[start Given data]

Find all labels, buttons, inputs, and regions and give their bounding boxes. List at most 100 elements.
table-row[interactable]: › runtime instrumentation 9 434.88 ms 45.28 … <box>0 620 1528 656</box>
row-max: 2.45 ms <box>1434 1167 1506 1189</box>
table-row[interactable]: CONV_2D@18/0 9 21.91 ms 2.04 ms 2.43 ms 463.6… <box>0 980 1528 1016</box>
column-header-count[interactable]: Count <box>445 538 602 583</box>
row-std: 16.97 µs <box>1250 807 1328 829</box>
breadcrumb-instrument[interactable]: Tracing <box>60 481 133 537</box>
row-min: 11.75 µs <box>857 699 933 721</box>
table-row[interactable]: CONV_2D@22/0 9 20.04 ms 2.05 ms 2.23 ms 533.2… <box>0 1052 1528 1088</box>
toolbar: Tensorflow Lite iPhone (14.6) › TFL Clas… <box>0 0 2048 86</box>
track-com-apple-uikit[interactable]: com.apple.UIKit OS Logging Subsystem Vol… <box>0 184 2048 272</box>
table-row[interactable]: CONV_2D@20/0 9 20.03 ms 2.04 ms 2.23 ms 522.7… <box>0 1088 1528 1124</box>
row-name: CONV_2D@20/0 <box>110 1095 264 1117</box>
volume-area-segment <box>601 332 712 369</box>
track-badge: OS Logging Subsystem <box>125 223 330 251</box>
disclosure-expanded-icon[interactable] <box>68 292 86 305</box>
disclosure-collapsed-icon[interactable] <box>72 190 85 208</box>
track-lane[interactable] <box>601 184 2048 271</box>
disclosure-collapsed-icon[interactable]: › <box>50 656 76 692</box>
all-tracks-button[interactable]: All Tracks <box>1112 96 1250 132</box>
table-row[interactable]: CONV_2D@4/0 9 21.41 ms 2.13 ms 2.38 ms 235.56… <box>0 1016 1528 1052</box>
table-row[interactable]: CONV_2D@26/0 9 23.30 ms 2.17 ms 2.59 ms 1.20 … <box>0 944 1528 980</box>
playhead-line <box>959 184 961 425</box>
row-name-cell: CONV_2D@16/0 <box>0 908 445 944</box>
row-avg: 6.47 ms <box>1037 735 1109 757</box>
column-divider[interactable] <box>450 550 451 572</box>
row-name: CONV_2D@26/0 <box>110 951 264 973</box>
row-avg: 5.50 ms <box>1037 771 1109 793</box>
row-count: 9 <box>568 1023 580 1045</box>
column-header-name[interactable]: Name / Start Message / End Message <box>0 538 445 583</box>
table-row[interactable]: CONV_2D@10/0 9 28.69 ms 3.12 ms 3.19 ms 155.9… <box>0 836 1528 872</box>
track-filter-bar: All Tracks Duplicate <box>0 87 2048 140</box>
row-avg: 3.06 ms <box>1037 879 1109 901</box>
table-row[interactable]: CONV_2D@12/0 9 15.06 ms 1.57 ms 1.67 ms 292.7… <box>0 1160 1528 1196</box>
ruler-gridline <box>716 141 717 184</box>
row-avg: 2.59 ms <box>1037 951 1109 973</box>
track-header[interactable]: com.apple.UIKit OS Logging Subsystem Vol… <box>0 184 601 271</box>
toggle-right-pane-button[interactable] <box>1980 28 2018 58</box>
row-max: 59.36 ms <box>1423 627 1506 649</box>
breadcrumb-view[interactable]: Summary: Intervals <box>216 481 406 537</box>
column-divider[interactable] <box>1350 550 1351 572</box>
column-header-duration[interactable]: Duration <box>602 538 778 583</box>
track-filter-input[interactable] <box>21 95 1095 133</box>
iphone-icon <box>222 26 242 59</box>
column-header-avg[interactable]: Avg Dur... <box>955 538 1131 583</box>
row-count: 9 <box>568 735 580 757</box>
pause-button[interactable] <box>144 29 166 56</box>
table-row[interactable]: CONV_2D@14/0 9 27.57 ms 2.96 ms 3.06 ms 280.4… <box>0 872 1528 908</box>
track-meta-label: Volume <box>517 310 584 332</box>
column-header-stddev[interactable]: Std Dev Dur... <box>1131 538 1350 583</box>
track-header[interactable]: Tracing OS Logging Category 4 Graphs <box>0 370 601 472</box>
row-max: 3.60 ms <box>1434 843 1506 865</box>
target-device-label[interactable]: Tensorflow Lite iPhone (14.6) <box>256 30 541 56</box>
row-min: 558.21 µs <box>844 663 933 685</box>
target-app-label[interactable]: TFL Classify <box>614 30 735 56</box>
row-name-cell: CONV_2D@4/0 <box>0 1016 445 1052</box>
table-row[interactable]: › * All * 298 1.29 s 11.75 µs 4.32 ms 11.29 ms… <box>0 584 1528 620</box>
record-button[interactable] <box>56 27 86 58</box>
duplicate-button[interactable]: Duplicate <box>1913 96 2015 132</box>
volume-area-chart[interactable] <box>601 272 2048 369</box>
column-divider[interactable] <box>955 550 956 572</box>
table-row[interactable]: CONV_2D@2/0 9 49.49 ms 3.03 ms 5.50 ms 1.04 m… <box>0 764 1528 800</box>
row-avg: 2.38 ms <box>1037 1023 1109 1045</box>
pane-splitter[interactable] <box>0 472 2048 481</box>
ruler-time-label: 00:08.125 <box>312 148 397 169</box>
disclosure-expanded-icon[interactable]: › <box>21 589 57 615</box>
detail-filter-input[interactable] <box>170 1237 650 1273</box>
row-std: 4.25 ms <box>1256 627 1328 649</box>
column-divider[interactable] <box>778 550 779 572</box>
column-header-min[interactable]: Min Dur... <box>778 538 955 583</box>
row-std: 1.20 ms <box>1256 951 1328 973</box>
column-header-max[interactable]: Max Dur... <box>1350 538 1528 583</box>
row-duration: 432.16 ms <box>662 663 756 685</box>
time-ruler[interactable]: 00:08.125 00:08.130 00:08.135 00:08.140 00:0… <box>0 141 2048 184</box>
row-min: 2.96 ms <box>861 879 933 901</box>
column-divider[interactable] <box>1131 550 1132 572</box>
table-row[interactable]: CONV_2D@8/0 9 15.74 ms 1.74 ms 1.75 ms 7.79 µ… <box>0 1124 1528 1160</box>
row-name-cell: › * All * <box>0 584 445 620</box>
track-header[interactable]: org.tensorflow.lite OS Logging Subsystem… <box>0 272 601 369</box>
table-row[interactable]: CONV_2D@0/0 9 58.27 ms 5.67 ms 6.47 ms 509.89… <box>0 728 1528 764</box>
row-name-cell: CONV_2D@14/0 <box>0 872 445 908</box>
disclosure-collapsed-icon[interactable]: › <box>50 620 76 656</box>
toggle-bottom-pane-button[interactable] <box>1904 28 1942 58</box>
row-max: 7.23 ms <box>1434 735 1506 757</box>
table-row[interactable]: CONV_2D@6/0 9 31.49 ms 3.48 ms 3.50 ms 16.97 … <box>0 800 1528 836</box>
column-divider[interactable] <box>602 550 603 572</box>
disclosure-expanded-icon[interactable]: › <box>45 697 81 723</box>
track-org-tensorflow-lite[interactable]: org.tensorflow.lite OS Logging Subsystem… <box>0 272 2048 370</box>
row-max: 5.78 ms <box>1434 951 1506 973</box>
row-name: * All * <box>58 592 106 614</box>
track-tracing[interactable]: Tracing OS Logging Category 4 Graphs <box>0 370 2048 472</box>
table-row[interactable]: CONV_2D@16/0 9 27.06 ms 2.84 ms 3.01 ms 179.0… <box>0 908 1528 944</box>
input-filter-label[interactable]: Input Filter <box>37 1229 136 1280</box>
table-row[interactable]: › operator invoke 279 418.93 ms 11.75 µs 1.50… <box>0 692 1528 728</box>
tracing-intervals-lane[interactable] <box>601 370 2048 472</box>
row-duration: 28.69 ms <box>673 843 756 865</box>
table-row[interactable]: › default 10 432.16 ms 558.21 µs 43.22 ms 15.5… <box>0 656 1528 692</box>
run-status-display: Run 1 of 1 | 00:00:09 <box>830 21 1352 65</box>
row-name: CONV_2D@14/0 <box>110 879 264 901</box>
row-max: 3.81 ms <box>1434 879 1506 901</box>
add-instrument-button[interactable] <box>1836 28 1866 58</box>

[end Given data]

■ Objective:
Update the rows starting at the beginning of the rows and ending at the one that contains "table-row[interactable]: CONV_2D@18/0 9", replacing "table-row" with "list-row" and leaving everything else unchanged.

■ Final result:
Find all labels, buttons, inputs, and regions and give their bounding boxes. List at most 100 elements.
list-row[interactable]: › runtime instrumentation 9 434.88 ms 45.28 … <box>0 620 1528 656</box>
row-max: 2.45 ms <box>1434 1167 1506 1189</box>
list-row[interactable]: CONV_2D@18/0 9 21.91 ms 2.04 ms 2.43 ms 463.6… <box>0 980 1528 1016</box>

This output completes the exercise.